→ Dataset:
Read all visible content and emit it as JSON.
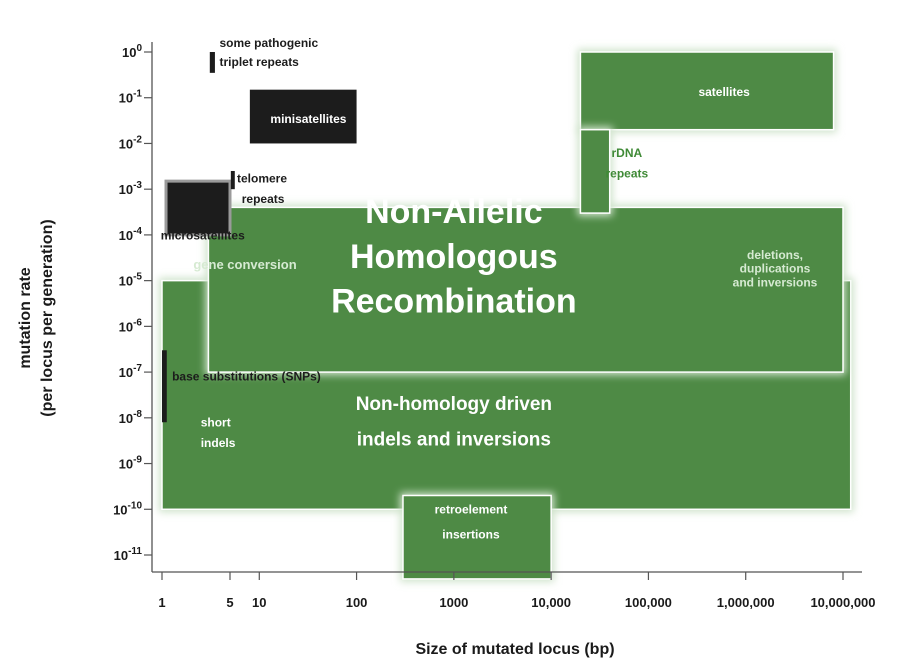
{
  "chart_data": {
    "type": "range-diagram",
    "xlabel": "Size of mutated locus (bp)",
    "ylabel": [
      "mutation rate",
      "(per locus per generation)"
    ],
    "x_scale": "log",
    "y_scale": "log",
    "xlim": [
      1,
      10000000
    ],
    "ylim": [
      1e-11,
      1
    ],
    "x_ticks": [
      {
        "value": 1,
        "label": "1"
      },
      {
        "value": 5,
        "label": "5"
      },
      {
        "value": 10,
        "label": "10"
      },
      {
        "value": 100,
        "label": "100"
      },
      {
        "value": 1000,
        "label": "1000"
      },
      {
        "value": 10000,
        "label": "10,000"
      },
      {
        "value": 100000,
        "label": "100,000"
      },
      {
        "value": 1000000,
        "label": "1,000,000"
      },
      {
        "value": 10000000,
        "label": "10,000,000"
      }
    ],
    "y_ticks": [
      {
        "exp": 0,
        "label": "10",
        "sup": "0"
      },
      {
        "exp": -1,
        "label": "10",
        "sup": "-1"
      },
      {
        "exp": -2,
        "label": "10",
        "sup": "-2"
      },
      {
        "exp": -3,
        "label": "10",
        "sup": "-3"
      },
      {
        "exp": -4,
        "label": "10",
        "sup": "-4"
      },
      {
        "exp": -5,
        "label": "10",
        "sup": "-5"
      },
      {
        "exp": -6,
        "label": "10",
        "sup": "-6"
      },
      {
        "exp": -7,
        "label": "10",
        "sup": "-7"
      },
      {
        "exp": -8,
        "label": "10",
        "sup": "-8"
      },
      {
        "exp": -9,
        "label": "10",
        "sup": "-9"
      },
      {
        "exp": -10,
        "label": "10",
        "sup": "-10"
      },
      {
        "exp": -11,
        "label": "10",
        "sup": "-11"
      }
    ],
    "colors": {
      "green": "#4e8a45",
      "green_glow": "#cfe3cb",
      "black": "#1c1c1c",
      "axis": "#555555"
    },
    "regions": [
      {
        "id": "non-homology",
        "x": [
          1,
          12000000
        ],
        "y": [
          1e-10,
          1e-05
        ],
        "style": "green"
      },
      {
        "id": "nahr",
        "x": [
          3,
          10000000
        ],
        "y": [
          1e-07,
          0.0004
        ],
        "style": "green"
      },
      {
        "id": "retroelement",
        "x": [
          300,
          10000
        ],
        "y": [
          3e-12,
          2e-10
        ],
        "style": "green"
      },
      {
        "id": "satellites",
        "x": [
          20000,
          8000000
        ],
        "y": [
          0.02,
          1
        ],
        "style": "green"
      },
      {
        "id": "rdna",
        "x": [
          20000,
          40000
        ],
        "y": [
          0.0003,
          0.02
        ],
        "style": "green"
      },
      {
        "id": "minisatellites",
        "x": [
          8,
          100
        ],
        "y": [
          0.01,
          0.15
        ],
        "style": "black"
      },
      {
        "id": "microsatellites",
        "x": [
          1.1,
          5
        ],
        "y": [
          0.0001,
          0.0015
        ],
        "style": "black"
      },
      {
        "id": "triplet-bar",
        "x": [
          3.1,
          3.5
        ],
        "y": [
          0.35,
          1
        ],
        "style": "black"
      },
      {
        "id": "telomere-bar",
        "x": [
          5.1,
          5.6
        ],
        "y": [
          0.001,
          0.0025
        ],
        "style": "black"
      },
      {
        "id": "snp-bar",
        "x": [
          1,
          1.12
        ],
        "y": [
          8e-09,
          3e-07
        ],
        "style": "black"
      }
    ],
    "annotations": [
      {
        "text": "Non-Allelic",
        "x": 1000,
        "y": 0.00018,
        "size": 34,
        "color": "#ffffff",
        "anchor": "middle"
      },
      {
        "text": "Homologous",
        "x": 1000,
        "y": 1.9e-05,
        "size": 34,
        "color": "#ffffff",
        "anchor": "middle"
      },
      {
        "text": "Recombination",
        "x": 1000,
        "y": 2e-06,
        "size": 34,
        "color": "#ffffff",
        "anchor": "middle"
      },
      {
        "text": "Non-homology driven",
        "x": 1000,
        "y": 1.5e-08,
        "size": 19,
        "color": "#ffffff",
        "anchor": "middle"
      },
      {
        "text": "indels and inversions",
        "x": 1000,
        "y": 2.5e-09,
        "size": 19,
        "color": "#ffffff",
        "anchor": "middle"
      },
      {
        "text": "gene conversion",
        "x": 2.1,
        "y": 1.8e-05,
        "size": 13,
        "color": "#d6ead2",
        "anchor": "start"
      },
      {
        "text": "deletions,",
        "x": 2000000,
        "y": 3e-05,
        "size": 12,
        "color": "#d6ead2",
        "anchor": "middle"
      },
      {
        "text": "duplications",
        "x": 2000000,
        "y": 1.5e-05,
        "size": 12,
        "color": "#d6ead2",
        "anchor": "middle"
      },
      {
        "text": "and inversions",
        "x": 2000000,
        "y": 7.5e-06,
        "size": 12,
        "color": "#d6ead2",
        "anchor": "middle"
      },
      {
        "text": "short",
        "x": 2.5,
        "y": 6.5e-09,
        "size": 12,
        "color": "#ffffff",
        "anchor": "start"
      },
      {
        "text": "indels",
        "x": 2.5,
        "y": 2.3e-09,
        "size": 12,
        "color": "#ffffff",
        "anchor": "start"
      },
      {
        "text": "retroelement",
        "x": 1500,
        "y": 8e-11,
        "size": 12,
        "color": "#ffffff",
        "anchor": "middle"
      },
      {
        "text": "insertions",
        "x": 1500,
        "y": 2.3e-11,
        "size": 12,
        "color": "#ffffff",
        "anchor": "middle"
      },
      {
        "text": "satellites",
        "x": 600000,
        "y": 0.11,
        "size": 12,
        "color": "#ffffff",
        "anchor": "middle"
      },
      {
        "text": "rDNA",
        "x": 60000,
        "y": 0.005,
        "size": 12,
        "color": "#3f8a36",
        "anchor": "middle"
      },
      {
        "text": "repeats",
        "x": 60000,
        "y": 0.0018,
        "size": 12,
        "color": "#3f8a36",
        "anchor": "middle"
      },
      {
        "text": "minisatellites",
        "x": 32,
        "y": 0.028,
        "size": 12,
        "color": "#ffffff",
        "anchor": "middle"
      },
      {
        "text": "microsatellites",
        "x": 0.97,
        "y": 8e-05,
        "size": 12,
        "color": "#1c1c1c",
        "anchor": "start"
      },
      {
        "text": "telomere",
        "x": 5.9,
        "y": 0.0014,
        "size": 12,
        "color": "#1c1c1c",
        "anchor": "start"
      },
      {
        "text": "repeats",
        "x": 6.6,
        "y": 0.0005,
        "size": 12,
        "color": "#1c1c1c",
        "anchor": "start"
      },
      {
        "text": "some pathogenic",
        "x": 3.9,
        "y": 1.3,
        "size": 12,
        "color": "#1c1c1c",
        "anchor": "start"
      },
      {
        "text": "triplet repeats",
        "x": 3.9,
        "y": 0.5,
        "size": 12,
        "color": "#1c1c1c",
        "anchor": "start"
      },
      {
        "text": "base substitutions (SNPs)",
        "x": 1.27,
        "y": 6.5e-08,
        "size": 12,
        "color": "#1c1c1c",
        "anchor": "start"
      }
    ]
  }
}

→ Requirement: When you copy the listing, keep every line exactly as it is but leave out all images.

→ Finished exercise:
Read all visible content and emit it as JSON.
{
  "chart_data": {
    "type": "range-diagram",
    "xlabel": "Size of mutated locus (bp)",
    "ylabel": [
      "mutation rate",
      "(per locus per generation)"
    ],
    "x_scale": "log",
    "y_scale": "log",
    "xlim": [
      1,
      10000000
    ],
    "ylim": [
      1e-11,
      1
    ],
    "x_ticks": [
      {
        "value": 1,
        "label": "1"
      },
      {
        "value": 5,
        "label": "5"
      },
      {
        "value": 10,
        "label": "10"
      },
      {
        "value": 100,
        "label": "100"
      },
      {
        "value": 1000,
        "label": "1000"
      },
      {
        "value": 10000,
        "label": "10,000"
      },
      {
        "value": 100000,
        "label": "100,000"
      },
      {
        "value": 1000000,
        "label": "1,000,000"
      },
      {
        "value": 10000000,
        "label": "10,000,000"
      }
    ],
    "y_ticks": [
      {
        "exp": 0,
        "label": "10",
        "sup": "0"
      },
      {
        "exp": -1,
        "label": "10",
        "sup": "-1"
      },
      {
        "exp": -2,
        "label": "10",
        "sup": "-2"
      },
      {
        "exp": -3,
        "label": "10",
        "sup": "-3"
      },
      {
        "exp": -4,
        "label": "10",
        "sup": "-4"
      },
      {
        "exp": -5,
        "label": "10",
        "sup": "-5"
      },
      {
        "exp": -6,
        "label": "10",
        "sup": "-6"
      },
      {
        "exp": -7,
        "label": "10",
        "sup": "-7"
      },
      {
        "exp": -8,
        "label": "10",
        "sup": "-8"
      },
      {
        "exp": -9,
        "label": "10",
        "sup": "-9"
      },
      {
        "exp": -10,
        "label": "10",
        "sup": "-10"
      },
      {
        "exp": -11,
        "label": "10",
        "sup": "-11"
      }
    ],
    "colors": {
      "green": "#4e8a45",
      "green_glow": "#cfe3cb",
      "black": "#1c1c1c",
      "axis": "#555555"
    },
    "regions": [
      {
        "id": "non-homology",
        "x": [
          1,
          12000000
        ],
        "y": [
          1e-10,
          1e-05
        ],
        "style": "green"
      },
      {
        "id": "nahr",
        "x": [
          3,
          10000000
        ],
        "y": [
          1e-07,
          0.0004
        ],
        "style": "green"
      },
      {
        "id": "retroelement",
        "x": [
          300,
          10000
        ],
        "y": [
          3e-12,
          2e-10
        ],
        "style": "green"
      },
      {
        "id": "satellites",
        "x": [
          20000,
          8000000
        ],
        "y": [
          0.02,
          1
        ],
        "style": "green"
      },
      {
        "id": "rdna",
        "x": [
          20000,
          40000
        ],
        "y": [
          0.0003,
          0.02
        ],
        "style": "green"
      },
      {
        "id": "minisatellites",
        "x": [
          8,
          100
        ],
        "y": [
          0.01,
          0.15
        ],
        "style": "black"
      },
      {
        "id": "microsatellites",
        "x": [
          1.1,
          5
        ],
        "y": [
          0.0001,
          0.0015
        ],
        "style": "black"
      },
      {
        "id": "triplet-bar",
        "x": [
          3.1,
          3.5
        ],
        "y": [
          0.35,
          1
        ],
        "style": "black"
      },
      {
        "id": "telomere-bar",
        "x": [
          5.1,
          5.6
        ],
        "y": [
          0.001,
          0.0025
        ],
        "style": "black"
      },
      {
        "id": "snp-bar",
        "x": [
          1,
          1.12
        ],
        "y": [
          8e-09,
          3e-07
        ],
        "style": "black"
      }
    ],
    "annotations": [
      {
        "text": "Non-Allelic",
        "x": 1000,
        "y": 0.00018,
        "size": 34,
        "color": "#ffffff",
        "anchor": "middle"
      },
      {
        "text": "Homologous",
        "x": 1000,
        "y": 1.9e-05,
        "size": 34,
        "color": "#ffffff",
        "anchor": "middle"
      },
      {
        "text": "Recombination",
        "x": 1000,
        "y": 2e-06,
        "size": 34,
        "color": "#ffffff",
        "anchor": "middle"
      },
      {
        "text": "Non-homology driven",
        "x": 1000,
        "y": 1.5e-08,
        "size": 19,
        "color": "#ffffff",
        "anchor": "middle"
      },
      {
        "text": "indels and inversions",
        "x": 1000,
        "y": 2.5e-09,
        "size": 19,
        "color": "#ffffff",
        "anchor": "middle"
      },
      {
        "text": "gene conversion",
        "x": 2.1,
        "y": 1.8e-05,
        "size": 13,
        "color": "#d6ead2",
        "anchor": "start"
      },
      {
        "text": "deletions,",
        "x": 2000000,
        "y": 3e-05,
        "size": 12,
        "color": "#d6ead2",
        "anchor": "middle"
      },
      {
        "text": "duplications",
        "x": 2000000,
        "y": 1.5e-05,
        "size": 12,
        "color": "#d6ead2",
        "anchor": "middle"
      },
      {
        "text": "and inversions",
        "x": 2000000,
        "y": 7.5e-06,
        "size": 12,
        "color": "#d6ead2",
        "anchor": "middle"
      },
      {
        "text": "short",
        "x": 2.5,
        "y": 6.5e-09,
        "size": 12,
        "color": "#ffffff",
        "anchor": "start"
      },
      {
        "text": "indels",
        "x": 2.5,
        "y": 2.3e-09,
        "size": 12,
        "color": "#ffffff",
        "anchor": "start"
      },
      {
        "text": "retroelement",
        "x": 1500,
        "y": 8e-11,
        "size": 12,
        "color": "#ffffff",
        "anchor": "middle"
      },
      {
        "text": "insertions",
        "x": 1500,
        "y": 2.3e-11,
        "size": 12,
        "color": "#ffffff",
        "anchor": "middle"
      },
      {
        "text": "satellites",
        "x": 600000,
        "y": 0.11,
        "size": 12,
        "color": "#ffffff",
        "anchor": "middle"
      },
      {
        "text": "rDNA",
        "x": 60000,
        "y": 0.005,
        "size": 12,
        "color": "#3f8a36",
        "anchor": "middle"
      },
      {
        "text": "repeats",
        "x": 60000,
        "y": 0.0018,
        "size": 12,
        "color": "#3f8a36",
        "anchor": "middle"
      },
      {
        "text": "minisatellites",
        "x": 32,
        "y": 0.028,
        "size": 12,
        "color": "#ffffff",
        "anchor": "middle"
      },
      {
        "text": "microsatellites",
        "x": 0.97,
        "y": 8e-05,
        "size": 12,
        "color": "#1c1c1c",
        "anchor": "start"
      },
      {
        "text": "telomere",
        "x": 5.9,
        "y": 0.0014,
        "size": 12,
        "color": "#1c1c1c",
        "anchor": "start"
      },
      {
        "text": "repeats",
        "x": 6.6,
        "y": 0.0005,
        "size": 12,
        "color": "#1c1c1c",
        "anchor": "start"
      },
      {
        "text": "some pathogenic",
        "x": 3.9,
        "y": 1.3,
        "size": 12,
        "color": "#1c1c1c",
        "anchor": "start"
      },
      {
        "text": "triplet repeats",
        "x": 3.9,
        "y": 0.5,
        "size": 12,
        "color": "#1c1c1c",
        "anchor": "start"
      },
      {
        "text": "base substitutions (SNPs)",
        "x": 1.27,
        "y": 6.5e-08,
        "size": 12,
        "color": "#1c1c1c",
        "anchor": "start"
      }
    ]
  }
}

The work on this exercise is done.